---------- DATA IN THIS EXERCISE

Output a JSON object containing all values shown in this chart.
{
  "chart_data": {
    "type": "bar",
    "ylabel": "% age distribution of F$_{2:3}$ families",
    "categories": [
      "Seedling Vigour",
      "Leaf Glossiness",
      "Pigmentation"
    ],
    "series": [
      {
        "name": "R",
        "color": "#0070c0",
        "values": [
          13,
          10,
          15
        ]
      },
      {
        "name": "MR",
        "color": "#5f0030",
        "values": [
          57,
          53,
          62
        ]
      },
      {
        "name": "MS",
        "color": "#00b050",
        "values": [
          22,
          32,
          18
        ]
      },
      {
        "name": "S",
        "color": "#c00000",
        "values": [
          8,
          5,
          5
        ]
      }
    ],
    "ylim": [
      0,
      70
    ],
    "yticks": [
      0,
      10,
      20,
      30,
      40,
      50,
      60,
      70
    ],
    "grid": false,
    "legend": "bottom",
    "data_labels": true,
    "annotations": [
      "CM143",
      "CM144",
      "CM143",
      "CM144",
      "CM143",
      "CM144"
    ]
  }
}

--------------------

Set down the entries verbatim, leaving none out.

→ **EXERCISE OUTPUT**
Output a JSON object containing all values shown in this chart.
{
  "chart_data": {
    "type": "bar",
    "ylabel": "% age distribution of F$_{2:3}$ families",
    "categories": [
      "Seedling Vigour",
      "Leaf Glossiness",
      "Pigmentation"
    ],
    "series": [
      {
        "name": "R",
        "color": "#0070c0",
        "values": [
          13,
          10,
          15
        ]
      },
      {
        "name": "MR",
        "color": "#5f0030",
        "values": [
          57,
          53,
          62
        ]
      },
      {
        "name": "MS",
        "color": "#00b050",
        "values": [
          22,
          32,
          18
        ]
      },
      {
        "name": "S",
        "color": "#c00000",
        "values": [
          8,
          5,
          5
        ]
      }
    ],
    "ylim": [
      0,
      70
    ],
    "yticks": [
      0,
      10,
      20,
      30,
      40,
      50,
      60,
      70
    ],
    "grid": false,
    "legend": "bottom",
    "data_labels": true,
    "annotations": [
      "CM143",
      "CM144",
      "CM143",
      "CM144",
      "CM143",
      "CM144"
    ]
  }
}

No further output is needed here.